Return all of the entries exactly as written.
== THE DATA ==
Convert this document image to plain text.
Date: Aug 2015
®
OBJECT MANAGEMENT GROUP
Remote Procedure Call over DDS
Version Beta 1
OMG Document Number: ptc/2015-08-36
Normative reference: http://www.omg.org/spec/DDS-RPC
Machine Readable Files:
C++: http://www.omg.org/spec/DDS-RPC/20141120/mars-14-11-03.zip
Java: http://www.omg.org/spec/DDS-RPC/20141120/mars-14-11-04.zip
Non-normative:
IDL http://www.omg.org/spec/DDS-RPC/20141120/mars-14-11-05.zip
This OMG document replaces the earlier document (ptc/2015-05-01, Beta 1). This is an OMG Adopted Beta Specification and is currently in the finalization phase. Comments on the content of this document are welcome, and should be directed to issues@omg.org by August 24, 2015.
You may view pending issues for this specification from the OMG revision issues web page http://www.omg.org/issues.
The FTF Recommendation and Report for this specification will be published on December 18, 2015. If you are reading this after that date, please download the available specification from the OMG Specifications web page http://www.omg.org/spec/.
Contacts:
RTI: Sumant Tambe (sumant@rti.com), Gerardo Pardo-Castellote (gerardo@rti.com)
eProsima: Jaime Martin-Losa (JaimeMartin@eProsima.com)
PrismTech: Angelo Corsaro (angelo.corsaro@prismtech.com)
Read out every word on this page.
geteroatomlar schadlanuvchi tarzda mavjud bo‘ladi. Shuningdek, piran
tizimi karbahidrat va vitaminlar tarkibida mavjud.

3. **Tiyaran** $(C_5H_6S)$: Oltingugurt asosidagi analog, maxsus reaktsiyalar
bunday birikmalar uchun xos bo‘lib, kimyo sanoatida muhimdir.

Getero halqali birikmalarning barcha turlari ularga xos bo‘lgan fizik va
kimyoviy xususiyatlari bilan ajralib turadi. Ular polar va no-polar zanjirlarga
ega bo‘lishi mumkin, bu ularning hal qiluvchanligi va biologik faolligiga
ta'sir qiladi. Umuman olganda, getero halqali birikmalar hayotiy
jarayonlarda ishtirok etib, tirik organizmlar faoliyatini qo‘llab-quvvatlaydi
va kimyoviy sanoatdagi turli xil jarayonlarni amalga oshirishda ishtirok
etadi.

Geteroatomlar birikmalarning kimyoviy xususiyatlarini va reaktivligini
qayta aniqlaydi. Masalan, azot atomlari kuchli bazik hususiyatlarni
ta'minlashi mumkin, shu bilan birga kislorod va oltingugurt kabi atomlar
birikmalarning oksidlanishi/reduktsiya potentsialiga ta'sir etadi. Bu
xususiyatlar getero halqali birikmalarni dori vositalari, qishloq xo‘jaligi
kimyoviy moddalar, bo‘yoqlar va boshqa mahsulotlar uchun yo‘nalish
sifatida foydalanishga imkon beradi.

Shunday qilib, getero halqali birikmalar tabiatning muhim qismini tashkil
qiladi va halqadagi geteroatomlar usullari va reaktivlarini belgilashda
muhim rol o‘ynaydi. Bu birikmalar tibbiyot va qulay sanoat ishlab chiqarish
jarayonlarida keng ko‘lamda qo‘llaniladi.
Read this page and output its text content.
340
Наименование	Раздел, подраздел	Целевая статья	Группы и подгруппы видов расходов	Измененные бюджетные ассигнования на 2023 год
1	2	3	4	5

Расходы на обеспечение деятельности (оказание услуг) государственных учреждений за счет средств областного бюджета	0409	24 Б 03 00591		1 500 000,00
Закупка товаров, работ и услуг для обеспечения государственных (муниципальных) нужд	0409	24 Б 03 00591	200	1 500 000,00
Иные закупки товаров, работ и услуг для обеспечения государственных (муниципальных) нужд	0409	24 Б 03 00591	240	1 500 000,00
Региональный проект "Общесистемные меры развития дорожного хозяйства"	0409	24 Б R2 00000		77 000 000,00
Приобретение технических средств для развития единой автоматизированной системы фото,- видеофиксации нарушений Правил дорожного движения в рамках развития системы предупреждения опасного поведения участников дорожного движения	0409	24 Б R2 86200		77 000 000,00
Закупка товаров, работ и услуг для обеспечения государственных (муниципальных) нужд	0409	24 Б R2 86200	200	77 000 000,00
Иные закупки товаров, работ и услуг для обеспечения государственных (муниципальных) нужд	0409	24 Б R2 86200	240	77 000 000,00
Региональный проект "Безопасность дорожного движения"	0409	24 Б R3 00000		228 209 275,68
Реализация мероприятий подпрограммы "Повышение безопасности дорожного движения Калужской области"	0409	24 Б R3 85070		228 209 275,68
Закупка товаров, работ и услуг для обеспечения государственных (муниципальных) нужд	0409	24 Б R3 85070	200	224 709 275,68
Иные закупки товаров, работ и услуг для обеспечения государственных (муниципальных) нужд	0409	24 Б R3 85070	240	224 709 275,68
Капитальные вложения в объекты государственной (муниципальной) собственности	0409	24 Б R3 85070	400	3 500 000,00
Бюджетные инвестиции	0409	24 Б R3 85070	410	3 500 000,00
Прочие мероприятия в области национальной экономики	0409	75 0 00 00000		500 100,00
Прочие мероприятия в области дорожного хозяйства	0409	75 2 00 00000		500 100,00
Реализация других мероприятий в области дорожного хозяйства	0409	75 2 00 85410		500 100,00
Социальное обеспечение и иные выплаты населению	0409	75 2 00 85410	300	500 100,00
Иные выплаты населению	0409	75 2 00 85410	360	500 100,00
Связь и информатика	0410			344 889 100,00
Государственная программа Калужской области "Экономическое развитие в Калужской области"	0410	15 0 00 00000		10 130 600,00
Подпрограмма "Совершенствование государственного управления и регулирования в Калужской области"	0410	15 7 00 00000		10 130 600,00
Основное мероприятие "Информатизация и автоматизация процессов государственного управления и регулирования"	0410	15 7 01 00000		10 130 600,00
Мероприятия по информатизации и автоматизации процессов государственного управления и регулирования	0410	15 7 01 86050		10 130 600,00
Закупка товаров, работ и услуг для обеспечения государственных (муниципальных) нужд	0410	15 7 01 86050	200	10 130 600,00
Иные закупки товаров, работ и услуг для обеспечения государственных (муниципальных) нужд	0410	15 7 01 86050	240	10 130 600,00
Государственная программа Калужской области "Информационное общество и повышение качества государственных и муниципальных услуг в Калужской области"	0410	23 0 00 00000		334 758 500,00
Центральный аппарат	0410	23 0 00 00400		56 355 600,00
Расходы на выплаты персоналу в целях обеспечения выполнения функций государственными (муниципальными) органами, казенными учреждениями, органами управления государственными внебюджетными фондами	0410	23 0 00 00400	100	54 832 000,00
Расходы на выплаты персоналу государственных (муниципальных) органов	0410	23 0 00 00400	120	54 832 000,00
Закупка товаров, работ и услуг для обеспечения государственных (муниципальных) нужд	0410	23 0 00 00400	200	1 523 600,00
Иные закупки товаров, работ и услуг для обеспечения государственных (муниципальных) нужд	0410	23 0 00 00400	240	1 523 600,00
===
RESPONSE FOR THIS EXERCISE:
Convert this document image to plain text.
Date: Aug 2015
®
OBJECT MANAGEMENT GROUP
Remote Procedure Call over DDS
Version Beta 1
OMG Document Number: ptc/2015-08-36
Normative reference: http://www.omg.org/spec/DDS-RPC
Machine Readable Files:
C++: http://www.omg.org/spec/DDS-RPC/20141120/mars-14-11-03.zip
Java: http://www.omg.org/spec/DDS-RPC/20141120/mars-14-11-04.zip
Non-normative:
IDL http://www.omg.org/spec/DDS-RPC/20141120/mars-14-11-05.zip
This OMG document replaces the earlier document (ptc/2015-05-01, Beta 1). This is an OMG Adopted Beta Specification and is currently in the finalization phase. Comments on the content of this document are welcome, and should be directed to issues@omg.org by August 24, 2015.
You may view pending issues for this specification from the OMG revision issues web page http://www.omg.org/issues.
The FTF Recommendation and Report for this specification will be published on December 18, 2015. If you are reading this after that date, please download the available specification from the OMG Specifications web page http://www.omg.org/spec/.
Contacts:
RTI: Sumant Tambe (sumant@rti.com), Gerardo Pardo-Castellote (gerardo@rti.com)
eProsima: Jaime Martin-Losa (JaimeMartin@eProsima.com)
PrismTech: Angelo Corsaro (angelo.corsaro@prismtech.com)
Read out every word on this page.
geteroatomlar schadlanuvchi tarzda mavjud bo‘ladi. Shuningdek, piran
tizimi karbahidrat va vitaminlar tarkibida mavjud.

3. **Tiyaran** $(C_5H_6S)$: Oltingugurt asosidagi analog, maxsus reaktsiyalar
bunday birikmalar uchun xos bo‘lib, kimyo sanoatida muhimdir.

Getero halqali birikmalarning barcha turlari ularga xos bo‘lgan fizik va
kimyoviy xususiyatlari bilan ajralib turadi. Ular polar va no-polar zanjirlarga
ega bo‘lishi mumkin, bu ularning hal qiluvchanligi va biologik faolligiga
ta'sir qiladi. Umuman olganda, getero halqali birikmalar hayotiy
jarayonlarda ishtirok etib, tirik organizmlar faoliyatini qo‘llab-quvvatlaydi
va kimyoviy sanoatdagi turli xil jarayonlarni amalga oshirishda ishtirok
etadi.

Geteroatomlar birikmalarning kimyoviy xususiyatlarini va reaktivligini
qayta aniqlaydi. Masalan, azot atomlari kuchli bazik hususiyatlarni
ta'minlashi mumkin, shu bilan birga kislorod va oltingugurt kabi atomlar
birikmalarning oksidlanishi/reduktsiya potentsialiga ta'sir etadi. Bu
xususiyatlar getero halqali birikmalarni dori vositalari, qishloq xo‘jaligi
kimyoviy moddalar, bo‘yoqlar va boshqa mahsulotlar uchun yo‘nalish
sifatida foydalanishga imkon beradi.

Shunday qilib, getero halqali birikmalar tabiatning muhim qismini tashkil
qiladi va halqadagi geteroatomlar usullari va reaktivlarini belgilashda
muhim rol o‘ynaydi. Bu birikmalar tibbiyot va qulay sanoat ishlab chiqarish
jarayonlarida keng ko‘lamda qo‘llaniladi.
Read this page and output its text content.
340
Наименование	Раздел, подраздел	Целевая статья	Группы и подгруппы видов расходов	Измененные бюджетные ассигнования на 2023 год
1	2	3	4	5

Расходы на обеспечение деятельности (оказание услуг) государственных учреждений за счет средств областного бюджета	0409	24 Б 03 00591		1 500 000,00
Закупка товаров, работ и услуг для обеспечения государственных (муниципальных) нужд	0409	24 Б 03 00591	200	1 500 000,00
Иные закупки товаров, работ и услуг для обеспечения государственных (муниципальных) нужд	0409	24 Б 03 00591	240	1 500 000,00
Региональный проект "Общесистемные меры развития дорожного хозяйства"	0409	24 Б R2 00000		77 000 000,00
Приобретение технических средств для развития единой автоматизированной системы фото,- видеофиксации нарушений Правил дорожного движения в рамках развития системы предупреждения опасного поведения участников дорожного движения	0409	24 Б R2 86200		77 000 000,00
Закупка товаров, работ и услуг для обеспечения государственных (муниципальных) нужд	0409	24 Б R2 86200	200	77 000 000,00
Иные закупки товаров, работ и услуг для обеспечения государственных (муниципальных) нужд	0409	24 Б R2 86200	240	77 000 000,00
Региональный проект "Безопасность дорожного движения"	0409	24 Б R3 00000		228 209 275,68
Реализация мероприятий подпрограммы "Повышение безопасности дорожного движения Калужской области"	0409	24 Б R3 85070		228 209 275,68
Закупка товаров, работ и услуг для обеспечения государственных (муниципальных) нужд	0409	24 Б R3 85070	200	224 709 275,68
Иные закупки товаров, работ и услуг для обеспечения государственных (муниципальных) нужд	0409	24 Б R3 85070	240	224 709 275,68
Капитальные вложения в объекты государственной (муниципальной) собственности	0409	24 Б R3 85070	400	3 500 000,00
Бюджетные инвестиции	0409	24 Б R3 85070	410	3 500 000,00
Прочие мероприятия в области национальной экономики	0409	75 0 00 00000		500 100,00
Прочие мероприятия в области дорожного хозяйства	0409	75 2 00 00000		500 100,00
Реализация других мероприятий в области дорожного хозяйства	0409	75 2 00 85410		500 100,00
Социальное обеспечение и иные выплаты населению	0409	75 2 00 85410	300	500 100,00
Иные выплаты населению	0409	75 2 00 85410	360	500 100,00
Связь и информатика	0410			344 889 100,00
Государственная программа Калужской области "Экономическое развитие в Калужской области"	0410	15 0 00 00000		10 130 600,00
Подпрограмма "Совершенствование государственного управления и регулирования в Калужской области"	0410	15 7 00 00000		10 130 600,00
Основное мероприятие "Информатизация и автоматизация процессов государственного управления и регулирования"	0410	15 7 01 00000		10 130 600,00
Мероприятия по информатизации и автоматизации процессов государственного управления и регулирования	0410	15 7 01 86050		10 130 600,00
Закупка товаров, работ и услуг для обеспечения государственных (муниципальных) нужд	0410	15 7 01 86050	200	10 130 600,00
Иные закупки товаров, работ и услуг для обеспечения государственных (муниципальных) нужд	0410	15 7 01 86050	240	10 130 600,00
Государственная программа Калужской области "Информационное общество и повышение качества государственных и муниципальных услуг в Калужской области"	0410	23 0 00 00000		334 758 500,00
Центральный аппарат	0410	23 0 00 00400		56 355 600,00
Расходы на выплаты персоналу в целях обеспечения выполнения функций государственными (муниципальными) органами, казенными учреждениями, органами управления государственными внебюджетными фондами	0410	23 0 00 00400	100	54 832 000,00
Расходы на выплаты персоналу государственных (муниципальных) органов	0410	23 0 00 00400	120	54 832 000,00
Закупка товаров, работ и услуг для обеспечения государственных (муниципальных) нужд	0410	23 0 00 00400	200	1 523 600,00
Иные закупки товаров, работ и услуг для обеспечения государственных (муниципальных) нужд	0410	23 0 00 00400	240	1 523 600,00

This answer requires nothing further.